>> start Records shown

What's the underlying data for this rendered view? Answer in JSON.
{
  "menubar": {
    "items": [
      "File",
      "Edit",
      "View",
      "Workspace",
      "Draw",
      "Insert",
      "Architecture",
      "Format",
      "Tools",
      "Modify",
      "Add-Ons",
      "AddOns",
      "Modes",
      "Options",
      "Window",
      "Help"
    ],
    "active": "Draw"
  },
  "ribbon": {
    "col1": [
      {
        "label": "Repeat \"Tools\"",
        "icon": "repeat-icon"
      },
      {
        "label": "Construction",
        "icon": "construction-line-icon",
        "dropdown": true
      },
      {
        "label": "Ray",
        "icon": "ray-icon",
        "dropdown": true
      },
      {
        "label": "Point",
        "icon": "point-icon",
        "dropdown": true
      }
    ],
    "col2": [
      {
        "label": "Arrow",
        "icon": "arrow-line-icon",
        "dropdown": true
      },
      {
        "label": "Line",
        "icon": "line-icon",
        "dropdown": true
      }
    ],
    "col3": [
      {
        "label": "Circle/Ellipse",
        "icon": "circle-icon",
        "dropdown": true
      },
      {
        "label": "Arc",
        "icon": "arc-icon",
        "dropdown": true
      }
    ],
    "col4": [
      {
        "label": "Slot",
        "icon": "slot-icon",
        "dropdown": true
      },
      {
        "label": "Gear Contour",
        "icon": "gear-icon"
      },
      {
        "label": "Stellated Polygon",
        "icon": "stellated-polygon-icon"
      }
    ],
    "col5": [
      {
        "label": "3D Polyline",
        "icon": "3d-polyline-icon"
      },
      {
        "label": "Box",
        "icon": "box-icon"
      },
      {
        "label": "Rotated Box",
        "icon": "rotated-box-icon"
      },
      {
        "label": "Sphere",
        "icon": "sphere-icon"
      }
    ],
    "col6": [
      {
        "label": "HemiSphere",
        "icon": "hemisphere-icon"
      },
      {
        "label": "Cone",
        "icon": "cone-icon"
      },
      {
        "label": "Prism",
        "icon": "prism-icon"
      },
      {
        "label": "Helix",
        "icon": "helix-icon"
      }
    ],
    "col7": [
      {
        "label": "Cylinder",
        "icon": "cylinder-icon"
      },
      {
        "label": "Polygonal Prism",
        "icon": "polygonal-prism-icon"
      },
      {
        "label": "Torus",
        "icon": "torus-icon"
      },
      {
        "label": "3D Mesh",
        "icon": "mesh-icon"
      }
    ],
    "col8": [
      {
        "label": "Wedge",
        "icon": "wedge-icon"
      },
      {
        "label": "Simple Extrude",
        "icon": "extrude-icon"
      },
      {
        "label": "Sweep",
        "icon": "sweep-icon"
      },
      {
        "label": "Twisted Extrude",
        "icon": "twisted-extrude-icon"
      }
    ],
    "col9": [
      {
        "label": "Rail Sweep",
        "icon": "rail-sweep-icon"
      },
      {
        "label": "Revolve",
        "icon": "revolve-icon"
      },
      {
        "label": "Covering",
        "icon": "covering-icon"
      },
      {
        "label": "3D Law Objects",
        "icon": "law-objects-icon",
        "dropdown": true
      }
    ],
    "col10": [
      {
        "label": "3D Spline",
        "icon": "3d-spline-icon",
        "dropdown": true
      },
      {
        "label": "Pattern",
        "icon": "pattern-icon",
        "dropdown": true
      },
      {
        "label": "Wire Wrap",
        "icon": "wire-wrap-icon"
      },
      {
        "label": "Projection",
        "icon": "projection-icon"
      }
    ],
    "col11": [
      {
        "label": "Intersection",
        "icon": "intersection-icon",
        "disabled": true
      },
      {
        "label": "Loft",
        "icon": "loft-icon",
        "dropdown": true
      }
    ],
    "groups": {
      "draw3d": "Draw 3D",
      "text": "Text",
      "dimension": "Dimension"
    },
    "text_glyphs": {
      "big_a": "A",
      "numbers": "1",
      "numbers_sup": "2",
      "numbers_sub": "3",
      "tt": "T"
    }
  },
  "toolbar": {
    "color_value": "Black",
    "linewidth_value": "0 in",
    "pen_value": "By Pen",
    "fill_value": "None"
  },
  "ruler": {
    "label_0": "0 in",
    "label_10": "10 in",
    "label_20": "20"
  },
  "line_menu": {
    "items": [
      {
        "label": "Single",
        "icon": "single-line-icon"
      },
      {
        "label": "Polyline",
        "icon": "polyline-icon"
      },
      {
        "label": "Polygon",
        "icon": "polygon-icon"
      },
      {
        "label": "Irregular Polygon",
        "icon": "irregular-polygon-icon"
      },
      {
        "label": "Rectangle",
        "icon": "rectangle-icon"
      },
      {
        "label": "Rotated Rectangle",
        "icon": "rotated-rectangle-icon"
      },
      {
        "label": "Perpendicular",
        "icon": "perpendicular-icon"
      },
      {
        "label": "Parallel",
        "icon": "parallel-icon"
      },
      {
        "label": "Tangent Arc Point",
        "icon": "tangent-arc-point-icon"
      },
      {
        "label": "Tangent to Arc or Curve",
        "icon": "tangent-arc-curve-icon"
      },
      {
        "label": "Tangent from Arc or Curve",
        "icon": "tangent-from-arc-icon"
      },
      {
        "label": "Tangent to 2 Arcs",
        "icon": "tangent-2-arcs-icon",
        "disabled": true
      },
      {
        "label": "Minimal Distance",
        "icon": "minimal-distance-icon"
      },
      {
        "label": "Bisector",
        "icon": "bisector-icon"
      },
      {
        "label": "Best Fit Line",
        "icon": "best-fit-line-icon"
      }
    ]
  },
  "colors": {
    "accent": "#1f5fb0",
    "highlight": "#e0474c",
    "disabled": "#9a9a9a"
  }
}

>> end Records shown

> Exercise brief
Each line of the listing above should be output exactly.

> Output of the task
What's the underlying data for this rendered view? Answer in JSON.
{
  "menubar": {
    "items": [
      "File",
      "Edit",
      "View",
      "Workspace",
      "Draw",
      "Insert",
      "Architecture",
      "Format",
      "Tools",
      "Modify",
      "Add-Ons",
      "AddOns",
      "Modes",
      "Options",
      "Window",
      "Help"
    ],
    "active": "Draw"
  },
  "ribbon": {
    "col1": [
      {
        "label": "Repeat \"Tools\"",
        "icon": "repeat-icon"
      },
      {
        "label": "Construction",
        "icon": "construction-line-icon",
        "dropdown": true
      },
      {
        "label": "Ray",
        "icon": "ray-icon",
        "dropdown": true
      },
      {
        "label": "Point",
        "icon": "point-icon",
        "dropdown": true
      }
    ],
    "col2": [
      {
        "label": "Arrow",
        "icon": "arrow-line-icon",
        "dropdown": true
      },
      {
        "label": "Line",
        "icon": "line-icon",
        "dropdown": true
      }
    ],
    "col3": [
      {
        "label": "Circle/Ellipse",
        "icon": "circle-icon",
        "dropdown": true
      },
      {
        "label": "Arc",
        "icon": "arc-icon",
        "dropdown": true
      }
    ],
    "col4": [
      {
        "label": "Slot",
        "icon": "slot-icon",
        "dropdown": true
      },
      {
        "label": "Gear Contour",
        "icon": "gear-icon"
      },
      {
        "label": "Stellated Polygon",
        "icon": "stellated-polygon-icon"
      }
    ],
    "col5": [
      {
        "label": "3D Polyline",
        "icon": "3d-polyline-icon"
      },
      {
        "label": "Box",
        "icon": "box-icon"
      },
      {
        "label": "Rotated Box",
        "icon": "rotated-box-icon"
      },
      {
        "label": "Sphere",
        "icon": "sphere-icon"
      }
    ],
    "col6": [
      {
        "label": "HemiSphere",
        "icon": "hemisphere-icon"
      },
      {
        "label": "Cone",
        "icon": "cone-icon"
      },
      {
        "label": "Prism",
        "icon": "prism-icon"
      },
      {
        "label": "Helix",
        "icon": "helix-icon"
      }
    ],
    "col7": [
      {
        "label": "Cylinder",
        "icon": "cylinder-icon"
      },
      {
        "label": "Polygonal Prism",
        "icon": "polygonal-prism-icon"
      },
      {
        "label": "Torus",
        "icon": "torus-icon"
      },
      {
        "label": "3D Mesh",
        "icon": "mesh-icon"
      }
    ],
    "col8": [
      {
        "label": "Wedge",
        "icon": "wedge-icon"
      },
      {
        "label": "Simple Extrude",
        "icon": "extrude-icon"
      },
      {
        "label": "Sweep",
        "icon": "sweep-icon"
      },
      {
        "label": "Twisted Extrude",
        "icon": "twisted-extrude-icon"
      }
    ],
    "col9": [
      {
        "label": "Rail Sweep",
        "icon": "rail-sweep-icon"
      },
      {
        "label": "Revolve",
        "icon": "revolve-icon"
      },
      {
        "label": "Covering",
        "icon": "covering-icon"
      },
      {
        "label": "3D Law Objects",
        "icon": "law-objects-icon",
        "dropdown": true
      }
    ],
    "col10": [
      {
        "label": "3D Spline",
        "icon": "3d-spline-icon",
        "dropdown": true
      },
      {
        "label": "Pattern",
        "icon": "pattern-icon",
        "dropdown": true
      },
      {
        "label": "Wire Wrap",
        "icon": "wire-wrap-icon"
      },
      {
        "label": "Projection",
        "icon": "projection-icon"
      }
    ],
    "col11": [
      {
        "label": "Intersection",
        "icon": "intersection-icon",
        "disabled": true
      },
      {
        "label": "Loft",
        "icon": "loft-icon",
        "dropdown": true
      }
    ],
    "groups": {
      "draw3d": "Draw 3D",
      "text": "Text",
      "dimension": "Dimension"
    },
    "text_glyphs": {
      "big_a": "A",
      "numbers": "1",
      "numbers_sup": "2",
      "numbers_sub": "3",
      "tt": "T"
    }
  },
  "toolbar": {
    "color_value": "Black",
    "linewidth_value": "0 in",
    "pen_value": "By Pen",
    "fill_value": "None"
  },
  "ruler": {
    "label_0": "0 in",
    "label_10": "10 in",
    "label_20": "20"
  },
  "line_menu": {
    "items": [
      {
        "label": "Single",
        "icon": "single-line-icon"
      },
      {
        "label": "Polyline",
        "icon": "polyline-icon"
      },
      {
        "label": "Polygon",
        "icon": "polygon-icon"
      },
      {
        "label": "Irregular Polygon",
        "icon": "irregular-polygon-icon"
      },
      {
        "label": "Rectangle",
        "icon": "rectangle-icon"
      },
      {
        "label": "Rotated Rectangle",
        "icon": "rotated-rectangle-icon"
      },
      {
        "label": "Perpendicular",
        "icon": "perpendicular-icon"
      },
      {
        "label": "Parallel",
        "icon": "parallel-icon"
      },
      {
        "label": "Tangent Arc Point",
        "icon": "tangent-arc-point-icon"
      },
      {
        "label": "Tangent to Arc or Curve",
        "icon": "tangent-arc-curve-icon"
      },
      {
        "label": "Tangent from Arc or Curve",
        "icon": "tangent-from-arc-icon"
      },
      {
        "label": "Tangent to 2 Arcs",
        "icon": "tangent-2-arcs-icon",
        "disabled": true
      },
      {
        "label": "Minimal Distance",
        "icon": "minimal-distance-icon"
      },
      {
        "label": "Bisector",
        "icon": "bisector-icon"
      },
      {
        "label": "Best Fit Line",
        "icon": "best-fit-line-icon"
      }
    ]
  },
  "colors": {
    "accent": "#1f5fb0",
    "highlight": "#e0474c",
    "disabled": "#9a9a9a"
  }
}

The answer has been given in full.